Given task: Please name the two artists that the source text below says have been referenced in the cartoons.

## Begin Source text

1) Do you stage photos?
2) That’s terrible!
3) Is there anything you won’t do to get a photograph?
4) Why not?
5) Will you take my picture?
6) Will you touch my monkey?
7) Why don’t you sell prints?
8) Are you okay?
9) Yeah, maybe, but the question I asked was: why don’t you sell prints of your cartoons?
10) Have you done any nude photographs?
11) No, I meant have you taken any nude photographs?
12) No, I meant have you taken photographs of other people who were nude?
13) Are you going to feature any of the photos you took on your trip to New York in the cartoon?
14) All of it, I guess. What does it mean?
15) So, will you use any of the photos you took on your trip to New York in the cartoon or not?
16) In your cartoons, you’ve referenced Rene Magritte and Edvard Munch, but not Salvador Dali. What have you got against Salvador Dali?

## End Source text
## Begin Information supplied

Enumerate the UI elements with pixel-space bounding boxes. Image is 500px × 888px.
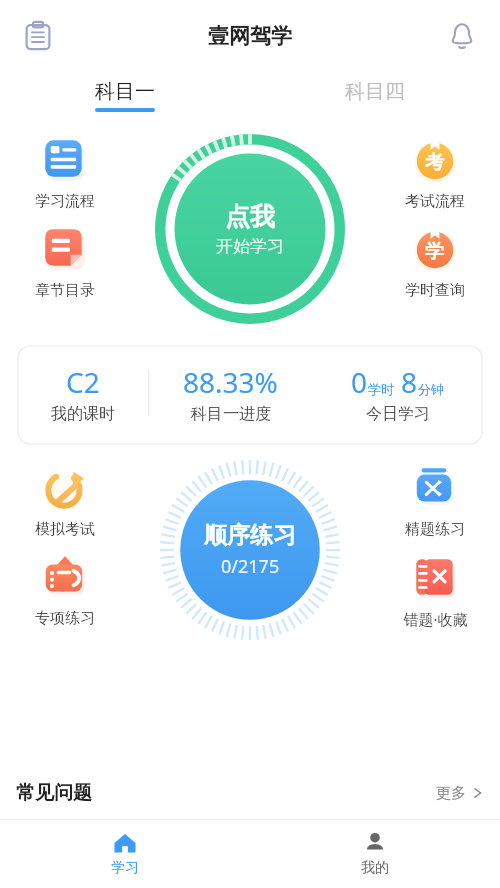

## End Information supplied

Complete answer: Rene Magritte and Edvard Munch